### WHAT IS ASKED
Reproduce all records verbatim.

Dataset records
-------------------------

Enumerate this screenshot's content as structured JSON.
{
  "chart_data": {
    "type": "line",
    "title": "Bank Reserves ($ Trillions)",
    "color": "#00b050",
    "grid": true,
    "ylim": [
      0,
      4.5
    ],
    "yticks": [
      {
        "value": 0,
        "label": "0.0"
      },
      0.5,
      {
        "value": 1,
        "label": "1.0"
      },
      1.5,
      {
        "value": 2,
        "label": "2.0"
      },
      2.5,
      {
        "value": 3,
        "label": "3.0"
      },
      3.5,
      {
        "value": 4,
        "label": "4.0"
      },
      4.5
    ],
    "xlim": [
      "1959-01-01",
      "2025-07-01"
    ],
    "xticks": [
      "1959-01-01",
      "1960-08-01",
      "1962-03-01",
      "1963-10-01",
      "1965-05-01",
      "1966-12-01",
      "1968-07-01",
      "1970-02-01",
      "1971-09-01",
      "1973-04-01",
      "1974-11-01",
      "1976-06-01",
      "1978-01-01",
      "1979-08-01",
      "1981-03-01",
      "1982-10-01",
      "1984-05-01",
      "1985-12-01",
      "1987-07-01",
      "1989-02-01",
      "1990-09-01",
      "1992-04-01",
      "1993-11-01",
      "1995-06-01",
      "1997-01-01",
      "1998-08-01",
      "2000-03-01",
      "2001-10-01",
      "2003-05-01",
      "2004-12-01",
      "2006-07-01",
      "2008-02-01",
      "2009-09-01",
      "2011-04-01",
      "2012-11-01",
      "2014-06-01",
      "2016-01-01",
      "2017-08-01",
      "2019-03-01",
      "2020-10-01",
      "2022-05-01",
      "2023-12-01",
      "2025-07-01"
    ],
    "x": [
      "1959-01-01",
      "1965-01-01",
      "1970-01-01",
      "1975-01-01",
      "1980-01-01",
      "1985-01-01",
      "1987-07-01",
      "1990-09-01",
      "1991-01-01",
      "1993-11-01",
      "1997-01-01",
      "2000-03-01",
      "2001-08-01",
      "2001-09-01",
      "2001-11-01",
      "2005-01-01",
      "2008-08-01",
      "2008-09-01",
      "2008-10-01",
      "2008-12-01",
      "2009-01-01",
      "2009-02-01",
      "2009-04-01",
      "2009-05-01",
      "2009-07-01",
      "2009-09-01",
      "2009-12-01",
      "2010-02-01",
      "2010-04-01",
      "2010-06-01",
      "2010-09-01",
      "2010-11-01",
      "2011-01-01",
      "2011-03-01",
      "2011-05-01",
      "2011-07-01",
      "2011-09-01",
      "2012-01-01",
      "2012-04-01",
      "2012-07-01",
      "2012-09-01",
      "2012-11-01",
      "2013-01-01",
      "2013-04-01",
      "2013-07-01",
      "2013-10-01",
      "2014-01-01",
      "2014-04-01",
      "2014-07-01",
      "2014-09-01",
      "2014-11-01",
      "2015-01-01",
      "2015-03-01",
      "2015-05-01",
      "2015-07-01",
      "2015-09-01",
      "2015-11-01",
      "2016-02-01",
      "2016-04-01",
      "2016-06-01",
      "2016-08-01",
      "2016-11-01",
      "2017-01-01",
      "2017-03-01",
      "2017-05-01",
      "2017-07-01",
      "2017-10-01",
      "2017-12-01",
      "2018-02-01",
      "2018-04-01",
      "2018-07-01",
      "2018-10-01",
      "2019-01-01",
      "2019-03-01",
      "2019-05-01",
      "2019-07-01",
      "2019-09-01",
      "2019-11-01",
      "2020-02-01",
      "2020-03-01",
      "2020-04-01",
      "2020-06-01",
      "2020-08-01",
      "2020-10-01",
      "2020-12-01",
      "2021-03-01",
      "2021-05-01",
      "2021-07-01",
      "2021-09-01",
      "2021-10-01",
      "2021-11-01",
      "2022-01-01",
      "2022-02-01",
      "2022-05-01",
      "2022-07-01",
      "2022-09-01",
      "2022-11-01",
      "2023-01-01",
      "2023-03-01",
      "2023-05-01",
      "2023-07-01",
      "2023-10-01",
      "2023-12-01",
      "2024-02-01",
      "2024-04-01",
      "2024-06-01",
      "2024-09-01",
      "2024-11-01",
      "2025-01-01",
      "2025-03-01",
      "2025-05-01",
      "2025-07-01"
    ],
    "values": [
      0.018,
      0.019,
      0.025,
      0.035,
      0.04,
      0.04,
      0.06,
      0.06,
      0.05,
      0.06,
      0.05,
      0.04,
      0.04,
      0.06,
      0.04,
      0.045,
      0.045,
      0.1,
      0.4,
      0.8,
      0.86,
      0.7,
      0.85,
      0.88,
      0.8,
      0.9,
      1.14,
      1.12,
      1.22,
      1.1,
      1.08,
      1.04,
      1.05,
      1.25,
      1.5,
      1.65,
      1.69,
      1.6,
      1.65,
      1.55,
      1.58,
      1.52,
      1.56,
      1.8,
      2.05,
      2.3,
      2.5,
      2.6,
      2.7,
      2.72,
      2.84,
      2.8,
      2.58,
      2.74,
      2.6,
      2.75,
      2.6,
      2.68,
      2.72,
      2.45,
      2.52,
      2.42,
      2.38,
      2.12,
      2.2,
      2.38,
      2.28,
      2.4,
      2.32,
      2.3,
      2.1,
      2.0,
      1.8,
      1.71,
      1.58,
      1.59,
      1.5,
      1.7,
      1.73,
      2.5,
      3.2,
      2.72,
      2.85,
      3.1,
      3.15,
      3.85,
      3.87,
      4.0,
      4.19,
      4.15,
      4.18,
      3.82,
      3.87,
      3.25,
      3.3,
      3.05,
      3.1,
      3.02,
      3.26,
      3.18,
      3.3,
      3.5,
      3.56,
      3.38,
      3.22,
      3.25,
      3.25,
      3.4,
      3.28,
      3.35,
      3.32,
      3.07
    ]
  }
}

-------------------------

### COMPLETE ANSWER
Enumerate this screenshot's content as structured JSON.
{
  "chart_data": {
    "type": "line",
    "title": "Bank Reserves ($ Trillions)",
    "color": "#00b050",
    "grid": true,
    "ylim": [
      0,
      4.5
    ],
    "yticks": [
      {
        "value": 0,
        "label": "0.0"
      },
      0.5,
      {
        "value": 1,
        "label": "1.0"
      },
      1.5,
      {
        "value": 2,
        "label": "2.0"
      },
      2.5,
      {
        "value": 3,
        "label": "3.0"
      },
      3.5,
      {
        "value": 4,
        "label": "4.0"
      },
      4.5
    ],
    "xlim": [
      "1959-01-01",
      "2025-07-01"
    ],
    "xticks": [
      "1959-01-01",
      "1960-08-01",
      "1962-03-01",
      "1963-10-01",
      "1965-05-01",
      "1966-12-01",
      "1968-07-01",
      "1970-02-01",
      "1971-09-01",
      "1973-04-01",
      "1974-11-01",
      "1976-06-01",
      "1978-01-01",
      "1979-08-01",
      "1981-03-01",
      "1982-10-01",
      "1984-05-01",
      "1985-12-01",
      "1987-07-01",
      "1989-02-01",
      "1990-09-01",
      "1992-04-01",
      "1993-11-01",
      "1995-06-01",
      "1997-01-01",
      "1998-08-01",
      "2000-03-01",
      "2001-10-01",
      "2003-05-01",
      "2004-12-01",
      "2006-07-01",
      "2008-02-01",
      "2009-09-01",
      "2011-04-01",
      "2012-11-01",
      "2014-06-01",
      "2016-01-01",
      "2017-08-01",
      "2019-03-01",
      "2020-10-01",
      "2022-05-01",
      "2023-12-01",
      "2025-07-01"
    ],
    "x": [
      "1959-01-01",
      "1965-01-01",
      "1970-01-01",
      "1975-01-01",
      "1980-01-01",
      "1985-01-01",
      "1987-07-01",
      "1990-09-01",
      "1991-01-01",
      "1993-11-01",
      "1997-01-01",
      "2000-03-01",
      "2001-08-01",
      "2001-09-01",
      "2001-11-01",
      "2005-01-01",
      "2008-08-01",
      "2008-09-01",
      "2008-10-01",
      "2008-12-01",
      "2009-01-01",
      "2009-02-01",
      "2009-04-01",
      "2009-05-01",
      "2009-07-01",
      "2009-09-01",
      "2009-12-01",
      "2010-02-01",
      "2010-04-01",
      "2010-06-01",
      "2010-09-01",
      "2010-11-01",
      "2011-01-01",
      "2011-03-01",
      "2011-05-01",
      "2011-07-01",
      "2011-09-01",
      "2012-01-01",
      "2012-04-01",
      "2012-07-01",
      "2012-09-01",
      "2012-11-01",
      "2013-01-01",
      "2013-04-01",
      "2013-07-01",
      "2013-10-01",
      "2014-01-01",
      "2014-04-01",
      "2014-07-01",
      "2014-09-01",
      "2014-11-01",
      "2015-01-01",
      "2015-03-01",
      "2015-05-01",
      "2015-07-01",
      "2015-09-01",
      "2015-11-01",
      "2016-02-01",
      "2016-04-01",
      "2016-06-01",
      "2016-08-01",
      "2016-11-01",
      "2017-01-01",
      "2017-03-01",
      "2017-05-01",
      "2017-07-01",
      "2017-10-01",
      "2017-12-01",
      "2018-02-01",
      "2018-04-01",
      "2018-07-01",
      "2018-10-01",
      "2019-01-01",
      "2019-03-01",
      "2019-05-01",
      "2019-07-01",
      "2019-09-01",
      "2019-11-01",
      "2020-02-01",
      "2020-03-01",
      "2020-04-01",
      "2020-06-01",
      "2020-08-01",
      "2020-10-01",
      "2020-12-01",
      "2021-03-01",
      "2021-05-01",
      "2021-07-01",
      "2021-09-01",
      "2021-10-01",
      "2021-11-01",
      "2022-01-01",
      "2022-02-01",
      "2022-05-01",
      "2022-07-01",
      "2022-09-01",
      "2022-11-01",
      "2023-01-01",
      "2023-03-01",
      "2023-05-01",
      "2023-07-01",
      "2023-10-01",
      "2023-12-01",
      "2024-02-01",
      "2024-04-01",
      "2024-06-01",
      "2024-09-01",
      "2024-11-01",
      "2025-01-01",
      "2025-03-01",
      "2025-05-01",
      "2025-07-01"
    ],
    "values": [
      0.018,
      0.019,
      0.025,
      0.035,
      0.04,
      0.04,
      0.06,
      0.06,
      0.05,
      0.06,
      0.05,
      0.04,
      0.04,
      0.06,
      0.04,
      0.045,
      0.045,
      0.1,
      0.4,
      0.8,
      0.86,
      0.7,
      0.85,
      0.88,
      0.8,
      0.9,
      1.14,
      1.12,
      1.22,
      1.1,
      1.08,
      1.04,
      1.05,
      1.25,
      1.5,
      1.65,
      1.69,
      1.6,
      1.65,
      1.55,
      1.58,
      1.52,
      1.56,
      1.8,
      2.05,
      2.3,
      2.5,
      2.6,
      2.7,
      2.72,
      2.84,
      2.8,
      2.58,
      2.74,
      2.6,
      2.75,
      2.6,
      2.68,
      2.72,
      2.45,
      2.52,
      2.42,
      2.38,
      2.12,
      2.2,
      2.38,
      2.28,
      2.4,
      2.32,
      2.3,
      2.1,
      2.0,
      1.8,
      1.71,
      1.58,
      1.59,
      1.5,
      1.7,
      1.73,
      2.5,
      3.2,
      2.72,
      2.85,
      3.1,
      3.15,
      3.85,
      3.87,
      4.0,
      4.19,
      4.15,
      4.18,
      3.82,
      3.87,
      3.25,
      3.3,
      3.05,
      3.1,
      3.02,
      3.26,
      3.18,
      3.3,
      3.5,
      3.56,
      3.38,
      3.22,
      3.25,
      3.25,
      3.4,
      3.28,
      3.35,
      3.32,
      3.07
    ]
  }
}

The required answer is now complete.